Information shown →
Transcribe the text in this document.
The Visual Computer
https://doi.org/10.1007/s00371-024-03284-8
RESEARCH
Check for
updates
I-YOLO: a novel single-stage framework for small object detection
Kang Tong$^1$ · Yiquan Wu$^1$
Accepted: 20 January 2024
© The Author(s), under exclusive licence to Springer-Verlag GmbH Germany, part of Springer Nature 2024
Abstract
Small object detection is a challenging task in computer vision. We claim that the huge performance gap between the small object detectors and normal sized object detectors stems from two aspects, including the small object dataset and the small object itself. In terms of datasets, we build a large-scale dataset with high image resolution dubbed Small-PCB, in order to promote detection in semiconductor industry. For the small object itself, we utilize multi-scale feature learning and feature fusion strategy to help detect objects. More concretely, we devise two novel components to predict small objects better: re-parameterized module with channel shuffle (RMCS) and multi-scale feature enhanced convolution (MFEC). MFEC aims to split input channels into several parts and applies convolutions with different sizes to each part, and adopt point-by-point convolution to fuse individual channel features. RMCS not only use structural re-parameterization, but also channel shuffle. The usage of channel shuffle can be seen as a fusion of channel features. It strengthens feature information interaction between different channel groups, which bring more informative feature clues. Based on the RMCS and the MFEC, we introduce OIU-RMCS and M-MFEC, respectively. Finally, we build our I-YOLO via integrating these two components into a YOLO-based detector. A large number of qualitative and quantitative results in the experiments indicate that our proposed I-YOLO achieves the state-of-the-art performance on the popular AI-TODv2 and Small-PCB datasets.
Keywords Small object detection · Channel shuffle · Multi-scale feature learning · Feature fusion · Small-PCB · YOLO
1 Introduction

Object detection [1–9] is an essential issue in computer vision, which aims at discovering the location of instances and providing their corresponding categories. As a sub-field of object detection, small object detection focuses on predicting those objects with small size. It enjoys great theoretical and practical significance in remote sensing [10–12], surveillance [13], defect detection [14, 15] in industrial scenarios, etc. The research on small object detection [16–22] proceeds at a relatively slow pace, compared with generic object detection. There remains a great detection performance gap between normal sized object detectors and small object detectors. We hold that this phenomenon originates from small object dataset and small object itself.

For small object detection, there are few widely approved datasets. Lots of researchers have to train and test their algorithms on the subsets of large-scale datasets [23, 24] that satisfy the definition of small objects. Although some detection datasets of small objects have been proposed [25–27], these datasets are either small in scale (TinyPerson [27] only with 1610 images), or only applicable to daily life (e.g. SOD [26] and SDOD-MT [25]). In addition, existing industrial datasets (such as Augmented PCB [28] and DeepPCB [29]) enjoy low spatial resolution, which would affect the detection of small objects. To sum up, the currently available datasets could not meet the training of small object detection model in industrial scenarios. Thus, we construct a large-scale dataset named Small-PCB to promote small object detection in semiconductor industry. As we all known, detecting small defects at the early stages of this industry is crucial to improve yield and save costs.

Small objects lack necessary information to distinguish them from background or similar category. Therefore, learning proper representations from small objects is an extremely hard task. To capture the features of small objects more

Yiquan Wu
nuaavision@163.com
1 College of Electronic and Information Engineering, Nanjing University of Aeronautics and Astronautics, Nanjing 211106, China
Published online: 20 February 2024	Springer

Do this → Copy each line of the listing that holds the word "Springer".

Solution for this task →
© The Author(s), under exclusive licence to Springer-Verlag GmbH Germany, part of Springer Nature 2024
Published online: 20 February 2024	Springer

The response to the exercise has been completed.